(begin)

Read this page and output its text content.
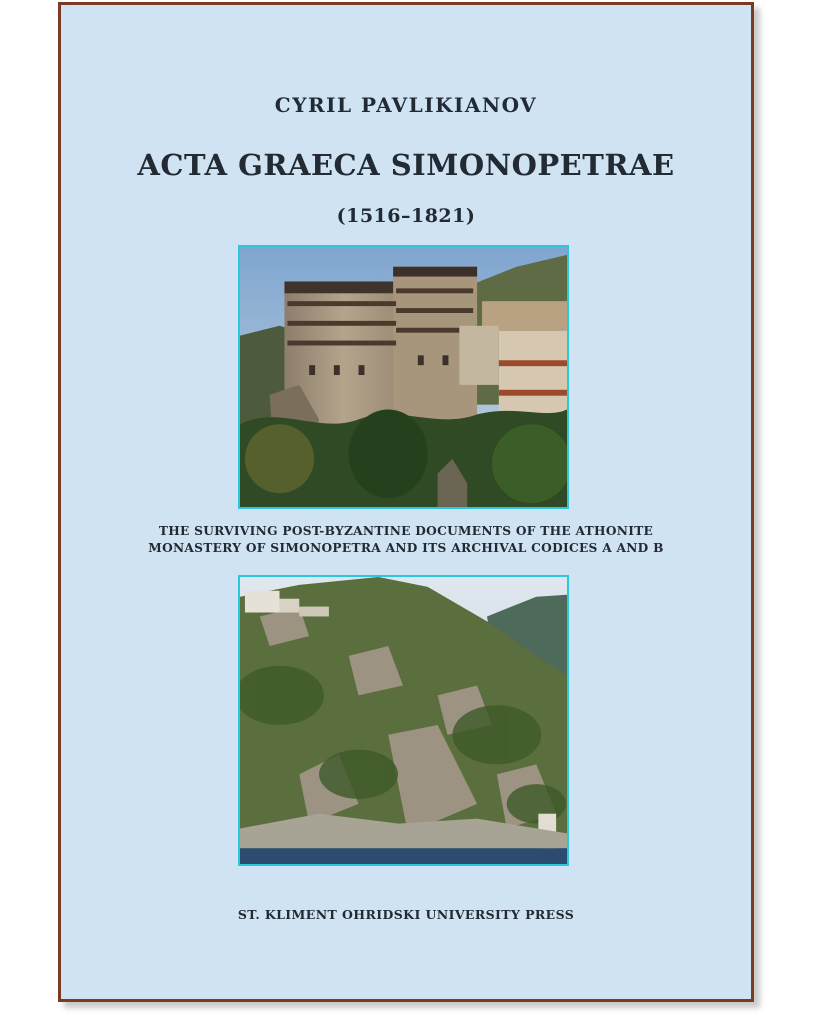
CYRIL PAVLIKIANOV
ACTA GRAECA SIMONOPETRAE
(1516–1821)
THE SURVIVING POST-BYZANTINE DOCUMENTS OF THE ATHONITE
MONASTERY OF SIMONOPETRA AND ITS ARCHIVAL CODICES A AND B
ST. KLIMENT OHRIDSKI UNIVERSITY PRESS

(end)

* _Task brief_
Without the pictures, copy the material exactly as given.

* _Problem solution_
Read this page and output its text content.
CYRIL PAVLIKIANOV
ACTA GRAECA SIMONOPETRAE
(1516–1821)
THE SURVIVING POST-BYZANTINE DOCUMENTS OF THE ATHONITE
MONASTERY OF SIMONOPETRA AND ITS ARCHIVAL CODICES A AND B
ST. KLIMENT OHRIDSKI UNIVERSITY PRESS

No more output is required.